# [Exercises to complete]
1. Answer these questions from the route priority guide.
(a) In what order does Piko rank the categories of overlapping routes?
(b) What field key appears in the page log lines?
(c) Which route does the router pick for a request to /docs/42?
2. Rewrite part of the route priority guide with "resolver" substituted for "router". Begin at the words that have "A request to" and stop after "the same depth.".

# [Exercise passage]
- Opening Delimiter -

How to control route priority

Piko orders overlapping routes by category first (static > dynamic > catch-all), then by tiebreakers within a category. For the base priority rules see routing rules reference. This guide covers the tiebreakers and how to verify the order at build time.

Tiebreaker order within a category

When two routes share a category:

  1. Path depth. More specific paths (more segments) take priority.
  2. Static segments. Routes with more static segments win.
  3. Alphabetical. Identical specificity falls back to lexical order.

Resolve a nested-dynamic ambiguity

Given:

pages/
├── {category}/
│   ├── index.pk           ->  /{category}
│   └── {id}.pk            ->  /{category}/{id}
└── docs/
    └── {id}.pk            ->  /docs/{id}

A request to /docs/42 could match either /docs/{id} or /{category}/{id}. The router picks /docs/{id} because it carries one static segment (docs), and the other route carries zero. Static beats dynamic at the same depth.

Verify the registration order

The build prints every registered route in priority order. Run a build and grep for the page log lines (logged at Internal level, with the field key routePattern):

Registering page route routePattern=/docs/{id}
Registering page route routePattern=/docs
Registering page route routePattern=/{category}/{id}
Registering page route routePattern=/{category}

If a page is missing or appears in an unexpected position, the file layout, not the router, is wrong. Check that each conflicting page is in the file system path the router would expect.

- Closing Delimiter -

# [Page layout parsing data]
- Opening Delimiter -

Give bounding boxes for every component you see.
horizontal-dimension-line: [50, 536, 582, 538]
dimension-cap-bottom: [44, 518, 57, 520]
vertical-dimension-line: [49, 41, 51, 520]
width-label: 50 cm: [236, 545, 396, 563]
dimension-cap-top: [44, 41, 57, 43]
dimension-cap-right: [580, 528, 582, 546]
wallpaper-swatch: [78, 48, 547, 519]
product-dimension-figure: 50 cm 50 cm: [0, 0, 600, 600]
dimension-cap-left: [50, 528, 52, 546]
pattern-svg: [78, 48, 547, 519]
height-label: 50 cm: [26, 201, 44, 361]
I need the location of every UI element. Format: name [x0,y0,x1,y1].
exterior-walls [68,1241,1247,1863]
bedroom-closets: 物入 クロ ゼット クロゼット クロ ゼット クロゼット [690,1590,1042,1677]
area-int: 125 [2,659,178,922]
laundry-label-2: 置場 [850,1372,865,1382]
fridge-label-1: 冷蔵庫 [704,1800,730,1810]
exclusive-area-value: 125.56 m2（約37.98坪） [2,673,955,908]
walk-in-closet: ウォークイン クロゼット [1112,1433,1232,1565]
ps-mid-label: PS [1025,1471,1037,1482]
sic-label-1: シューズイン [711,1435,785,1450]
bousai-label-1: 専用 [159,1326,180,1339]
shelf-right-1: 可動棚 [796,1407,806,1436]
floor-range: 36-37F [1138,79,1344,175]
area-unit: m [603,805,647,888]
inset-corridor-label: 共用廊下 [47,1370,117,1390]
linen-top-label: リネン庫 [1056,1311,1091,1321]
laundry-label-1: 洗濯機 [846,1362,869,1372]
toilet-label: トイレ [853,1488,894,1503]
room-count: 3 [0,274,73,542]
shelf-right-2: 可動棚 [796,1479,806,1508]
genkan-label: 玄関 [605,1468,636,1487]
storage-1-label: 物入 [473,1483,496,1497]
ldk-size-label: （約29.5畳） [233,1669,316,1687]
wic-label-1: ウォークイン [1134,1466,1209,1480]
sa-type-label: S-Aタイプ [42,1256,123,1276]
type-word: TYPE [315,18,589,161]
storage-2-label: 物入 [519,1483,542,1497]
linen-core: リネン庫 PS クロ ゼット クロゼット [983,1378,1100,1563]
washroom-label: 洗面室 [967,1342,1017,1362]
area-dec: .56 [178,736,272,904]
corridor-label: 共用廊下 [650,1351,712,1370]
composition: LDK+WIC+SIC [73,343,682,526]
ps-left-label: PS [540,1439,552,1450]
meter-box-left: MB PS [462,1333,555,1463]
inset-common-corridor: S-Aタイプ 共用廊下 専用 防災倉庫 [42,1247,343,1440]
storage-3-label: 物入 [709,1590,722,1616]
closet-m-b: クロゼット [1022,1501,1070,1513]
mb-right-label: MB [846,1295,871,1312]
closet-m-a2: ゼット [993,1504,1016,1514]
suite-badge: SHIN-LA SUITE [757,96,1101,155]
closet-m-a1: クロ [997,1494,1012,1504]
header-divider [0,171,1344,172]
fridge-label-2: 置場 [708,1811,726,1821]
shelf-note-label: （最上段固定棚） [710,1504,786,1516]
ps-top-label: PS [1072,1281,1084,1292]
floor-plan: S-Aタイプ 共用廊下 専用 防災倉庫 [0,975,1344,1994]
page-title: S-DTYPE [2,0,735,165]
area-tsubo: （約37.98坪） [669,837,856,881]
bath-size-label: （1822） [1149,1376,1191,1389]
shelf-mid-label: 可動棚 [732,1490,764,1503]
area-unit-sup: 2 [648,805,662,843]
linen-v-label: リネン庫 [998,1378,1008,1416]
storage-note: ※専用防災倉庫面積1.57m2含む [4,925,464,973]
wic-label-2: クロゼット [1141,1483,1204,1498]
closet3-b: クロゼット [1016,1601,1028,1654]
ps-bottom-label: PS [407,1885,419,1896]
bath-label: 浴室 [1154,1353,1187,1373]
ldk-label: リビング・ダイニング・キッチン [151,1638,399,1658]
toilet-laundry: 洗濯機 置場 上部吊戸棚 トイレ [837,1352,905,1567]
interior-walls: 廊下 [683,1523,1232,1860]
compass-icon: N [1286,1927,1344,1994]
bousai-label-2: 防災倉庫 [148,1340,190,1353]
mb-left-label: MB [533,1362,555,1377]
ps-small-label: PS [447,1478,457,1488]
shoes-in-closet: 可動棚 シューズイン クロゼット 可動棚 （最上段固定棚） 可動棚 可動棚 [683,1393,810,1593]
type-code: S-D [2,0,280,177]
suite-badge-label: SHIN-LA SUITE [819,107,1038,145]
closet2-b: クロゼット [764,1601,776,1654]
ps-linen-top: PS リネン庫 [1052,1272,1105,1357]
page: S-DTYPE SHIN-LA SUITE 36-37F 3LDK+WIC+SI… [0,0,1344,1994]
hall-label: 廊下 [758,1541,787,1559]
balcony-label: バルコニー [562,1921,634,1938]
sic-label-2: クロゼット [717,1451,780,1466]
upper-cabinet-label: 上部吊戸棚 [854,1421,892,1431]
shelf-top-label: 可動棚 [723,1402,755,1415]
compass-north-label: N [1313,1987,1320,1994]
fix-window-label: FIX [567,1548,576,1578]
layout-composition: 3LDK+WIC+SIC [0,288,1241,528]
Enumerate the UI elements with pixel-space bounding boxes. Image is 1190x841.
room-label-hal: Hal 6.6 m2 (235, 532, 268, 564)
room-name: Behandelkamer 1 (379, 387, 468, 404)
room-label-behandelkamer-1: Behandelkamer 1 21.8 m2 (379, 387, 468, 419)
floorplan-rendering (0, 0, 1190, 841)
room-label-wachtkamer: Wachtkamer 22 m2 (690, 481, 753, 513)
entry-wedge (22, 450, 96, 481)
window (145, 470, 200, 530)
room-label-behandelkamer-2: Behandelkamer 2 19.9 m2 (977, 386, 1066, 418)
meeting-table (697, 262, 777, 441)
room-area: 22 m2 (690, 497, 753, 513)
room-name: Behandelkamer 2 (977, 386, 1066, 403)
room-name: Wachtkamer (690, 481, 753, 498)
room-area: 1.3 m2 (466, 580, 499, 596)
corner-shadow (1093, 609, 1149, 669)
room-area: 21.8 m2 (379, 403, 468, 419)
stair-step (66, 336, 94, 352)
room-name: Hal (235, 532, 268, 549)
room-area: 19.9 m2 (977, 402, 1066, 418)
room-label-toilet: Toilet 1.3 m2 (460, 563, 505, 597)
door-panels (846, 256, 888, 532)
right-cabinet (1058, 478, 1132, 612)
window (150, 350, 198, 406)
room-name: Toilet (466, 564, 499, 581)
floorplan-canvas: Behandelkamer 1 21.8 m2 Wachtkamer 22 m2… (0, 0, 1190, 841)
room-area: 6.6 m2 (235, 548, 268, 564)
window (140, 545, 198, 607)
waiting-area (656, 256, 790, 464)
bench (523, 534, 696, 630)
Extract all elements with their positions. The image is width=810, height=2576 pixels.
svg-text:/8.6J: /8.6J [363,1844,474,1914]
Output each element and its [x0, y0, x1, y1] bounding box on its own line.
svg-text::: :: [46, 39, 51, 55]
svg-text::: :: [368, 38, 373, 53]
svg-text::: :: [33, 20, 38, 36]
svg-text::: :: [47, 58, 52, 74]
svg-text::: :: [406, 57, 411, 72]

- Closing Delimiter -

# [Results for the exercise]
1.
(a) Static, then dynamic, then catch-all.
(b) routePattern.
(c) /docs/{id}.

2.
A request to /docs/42 could match either /docs/{id} or /{category}/{id}. The resolver picks /docs/{id} because it carries one static segment (docs), and the other route carries zero. Static beats dynamic at the same depth.